WHAT TO PRODUCE :: Please identify every line of the data that contains the string "value" and copy each of those lines in full. Case counts.

TASK INPUT ::
===============
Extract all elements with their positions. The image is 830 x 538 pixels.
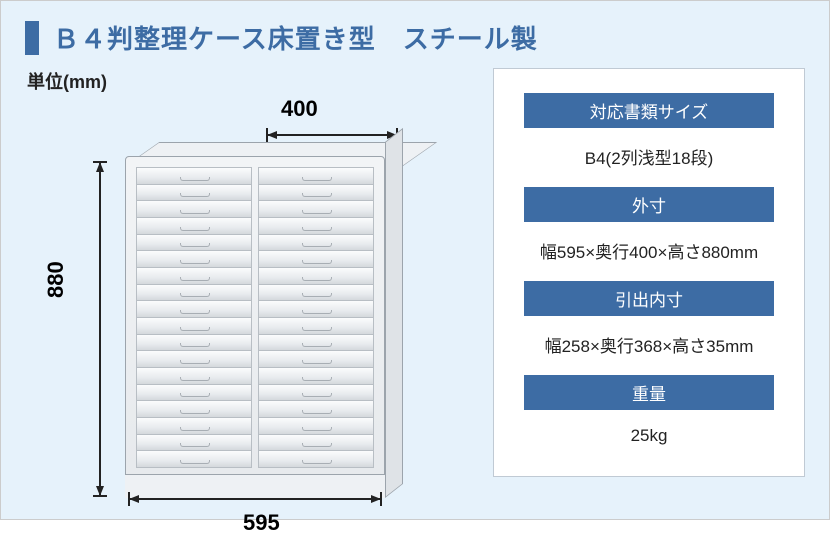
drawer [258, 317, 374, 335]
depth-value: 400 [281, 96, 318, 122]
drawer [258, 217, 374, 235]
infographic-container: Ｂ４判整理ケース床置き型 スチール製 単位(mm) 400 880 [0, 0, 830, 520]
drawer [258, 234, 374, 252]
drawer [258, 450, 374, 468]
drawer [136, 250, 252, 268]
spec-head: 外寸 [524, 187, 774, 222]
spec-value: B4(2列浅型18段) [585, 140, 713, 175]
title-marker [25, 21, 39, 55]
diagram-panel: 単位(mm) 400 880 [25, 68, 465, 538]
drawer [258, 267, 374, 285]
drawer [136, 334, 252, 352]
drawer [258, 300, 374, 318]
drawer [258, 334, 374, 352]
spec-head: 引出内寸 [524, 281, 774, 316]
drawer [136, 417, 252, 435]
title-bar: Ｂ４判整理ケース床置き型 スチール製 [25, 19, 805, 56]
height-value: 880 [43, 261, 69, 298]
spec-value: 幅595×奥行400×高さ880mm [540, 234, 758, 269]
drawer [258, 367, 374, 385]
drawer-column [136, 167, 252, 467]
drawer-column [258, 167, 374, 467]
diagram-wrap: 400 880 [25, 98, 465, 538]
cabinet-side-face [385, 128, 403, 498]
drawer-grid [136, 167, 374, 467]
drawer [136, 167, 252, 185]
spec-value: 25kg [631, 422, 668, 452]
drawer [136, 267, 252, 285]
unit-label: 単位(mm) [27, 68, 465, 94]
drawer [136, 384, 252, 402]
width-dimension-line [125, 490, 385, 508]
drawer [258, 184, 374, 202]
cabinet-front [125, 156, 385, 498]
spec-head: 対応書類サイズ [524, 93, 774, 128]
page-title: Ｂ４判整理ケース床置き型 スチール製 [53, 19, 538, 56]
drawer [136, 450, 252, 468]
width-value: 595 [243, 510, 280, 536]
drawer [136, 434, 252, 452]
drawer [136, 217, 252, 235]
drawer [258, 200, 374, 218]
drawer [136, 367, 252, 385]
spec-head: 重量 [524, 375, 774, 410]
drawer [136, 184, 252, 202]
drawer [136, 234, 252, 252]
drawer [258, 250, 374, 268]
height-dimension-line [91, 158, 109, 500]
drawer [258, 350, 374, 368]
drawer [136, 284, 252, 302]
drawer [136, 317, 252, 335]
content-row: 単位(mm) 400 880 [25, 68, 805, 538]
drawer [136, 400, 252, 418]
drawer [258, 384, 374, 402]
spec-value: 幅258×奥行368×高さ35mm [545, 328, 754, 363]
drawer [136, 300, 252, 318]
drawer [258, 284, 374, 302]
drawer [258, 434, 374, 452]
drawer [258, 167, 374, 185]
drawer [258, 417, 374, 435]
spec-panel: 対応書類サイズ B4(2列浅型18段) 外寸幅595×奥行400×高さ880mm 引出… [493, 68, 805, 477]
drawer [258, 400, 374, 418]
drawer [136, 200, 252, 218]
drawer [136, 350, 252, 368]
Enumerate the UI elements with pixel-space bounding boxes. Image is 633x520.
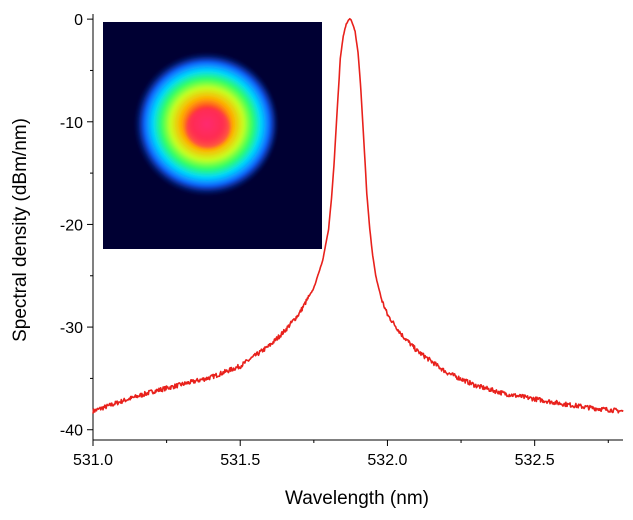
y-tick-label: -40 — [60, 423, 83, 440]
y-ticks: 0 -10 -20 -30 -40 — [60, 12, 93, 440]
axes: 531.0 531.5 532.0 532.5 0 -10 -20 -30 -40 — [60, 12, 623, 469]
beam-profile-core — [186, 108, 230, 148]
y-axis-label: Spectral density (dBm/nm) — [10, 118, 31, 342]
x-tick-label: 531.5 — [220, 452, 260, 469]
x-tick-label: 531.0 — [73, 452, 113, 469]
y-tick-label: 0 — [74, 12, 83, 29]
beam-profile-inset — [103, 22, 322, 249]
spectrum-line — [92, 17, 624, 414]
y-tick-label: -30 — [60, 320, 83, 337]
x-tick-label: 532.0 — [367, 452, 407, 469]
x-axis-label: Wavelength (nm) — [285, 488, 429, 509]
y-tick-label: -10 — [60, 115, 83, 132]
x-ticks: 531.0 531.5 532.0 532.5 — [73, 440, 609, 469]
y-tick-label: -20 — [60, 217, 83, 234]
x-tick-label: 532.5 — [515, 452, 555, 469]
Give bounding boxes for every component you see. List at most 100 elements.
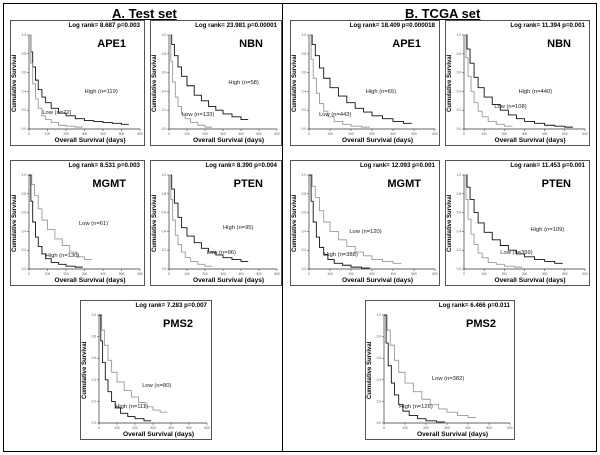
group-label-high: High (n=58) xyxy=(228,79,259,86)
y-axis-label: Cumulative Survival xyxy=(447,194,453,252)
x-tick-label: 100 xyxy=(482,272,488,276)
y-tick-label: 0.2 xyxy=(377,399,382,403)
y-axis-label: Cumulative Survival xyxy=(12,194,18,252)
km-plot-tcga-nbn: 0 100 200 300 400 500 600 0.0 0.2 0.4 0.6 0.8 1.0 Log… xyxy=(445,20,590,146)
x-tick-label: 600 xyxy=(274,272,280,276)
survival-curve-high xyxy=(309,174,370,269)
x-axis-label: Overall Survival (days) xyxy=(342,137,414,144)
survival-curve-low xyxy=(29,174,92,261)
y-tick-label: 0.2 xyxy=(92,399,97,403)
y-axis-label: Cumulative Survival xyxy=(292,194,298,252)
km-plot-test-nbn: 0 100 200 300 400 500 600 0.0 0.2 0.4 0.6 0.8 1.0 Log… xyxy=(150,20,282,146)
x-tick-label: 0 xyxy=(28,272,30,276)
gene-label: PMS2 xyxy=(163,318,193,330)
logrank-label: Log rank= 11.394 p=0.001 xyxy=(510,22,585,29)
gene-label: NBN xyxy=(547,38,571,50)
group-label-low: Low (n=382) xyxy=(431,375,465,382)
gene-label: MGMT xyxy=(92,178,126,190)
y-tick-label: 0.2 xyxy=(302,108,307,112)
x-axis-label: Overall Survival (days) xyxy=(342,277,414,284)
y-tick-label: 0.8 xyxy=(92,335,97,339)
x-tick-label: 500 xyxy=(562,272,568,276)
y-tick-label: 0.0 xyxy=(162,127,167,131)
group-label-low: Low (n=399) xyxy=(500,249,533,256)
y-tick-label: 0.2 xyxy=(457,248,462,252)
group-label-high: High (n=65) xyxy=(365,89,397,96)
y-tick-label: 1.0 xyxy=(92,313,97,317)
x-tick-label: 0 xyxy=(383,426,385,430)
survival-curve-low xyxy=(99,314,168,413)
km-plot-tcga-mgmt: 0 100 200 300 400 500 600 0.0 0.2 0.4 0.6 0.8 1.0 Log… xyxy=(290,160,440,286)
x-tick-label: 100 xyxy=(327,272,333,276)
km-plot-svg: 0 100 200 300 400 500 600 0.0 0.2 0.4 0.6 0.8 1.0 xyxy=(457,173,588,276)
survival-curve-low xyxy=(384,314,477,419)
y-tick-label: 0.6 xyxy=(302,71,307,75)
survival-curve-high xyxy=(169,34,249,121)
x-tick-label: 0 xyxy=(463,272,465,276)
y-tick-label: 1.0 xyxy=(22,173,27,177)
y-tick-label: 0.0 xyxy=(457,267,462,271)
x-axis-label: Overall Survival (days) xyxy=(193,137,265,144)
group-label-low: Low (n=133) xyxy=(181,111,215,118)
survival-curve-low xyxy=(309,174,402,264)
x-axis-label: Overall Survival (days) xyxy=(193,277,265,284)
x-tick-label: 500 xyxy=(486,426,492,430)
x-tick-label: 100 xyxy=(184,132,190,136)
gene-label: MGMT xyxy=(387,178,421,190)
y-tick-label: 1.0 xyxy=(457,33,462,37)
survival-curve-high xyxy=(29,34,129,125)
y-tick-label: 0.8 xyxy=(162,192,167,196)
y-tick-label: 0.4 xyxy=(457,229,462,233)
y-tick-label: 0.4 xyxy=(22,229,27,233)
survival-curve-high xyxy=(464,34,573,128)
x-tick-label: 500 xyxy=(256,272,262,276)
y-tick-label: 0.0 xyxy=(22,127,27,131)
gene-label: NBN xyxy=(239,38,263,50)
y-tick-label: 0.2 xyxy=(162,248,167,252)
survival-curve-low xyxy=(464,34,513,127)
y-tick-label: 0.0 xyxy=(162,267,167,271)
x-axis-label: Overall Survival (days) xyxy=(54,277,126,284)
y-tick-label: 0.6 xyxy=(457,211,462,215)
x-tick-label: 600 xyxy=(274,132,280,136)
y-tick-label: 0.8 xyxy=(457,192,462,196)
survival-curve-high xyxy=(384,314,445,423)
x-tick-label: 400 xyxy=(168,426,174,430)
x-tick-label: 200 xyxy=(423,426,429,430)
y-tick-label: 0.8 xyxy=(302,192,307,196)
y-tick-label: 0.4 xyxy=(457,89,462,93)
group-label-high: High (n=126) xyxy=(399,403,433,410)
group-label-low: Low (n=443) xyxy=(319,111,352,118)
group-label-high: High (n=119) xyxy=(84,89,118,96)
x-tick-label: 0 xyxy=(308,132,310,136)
===============
REPLY ::
depth-value: 400 [281, 96, 318, 122]
spec-value: B4(2列浅型18段) [585, 140, 713, 175]
height-value: 880 [43, 261, 69, 298]
spec-value: 幅595×奥行400×高さ880mm [540, 234, 758, 269]
spec-value: 25kg [631, 422, 668, 452]
width-value: 595 [243, 510, 280, 536]
spec-value: 幅258×奥行368×高さ35mm [545, 328, 754, 363]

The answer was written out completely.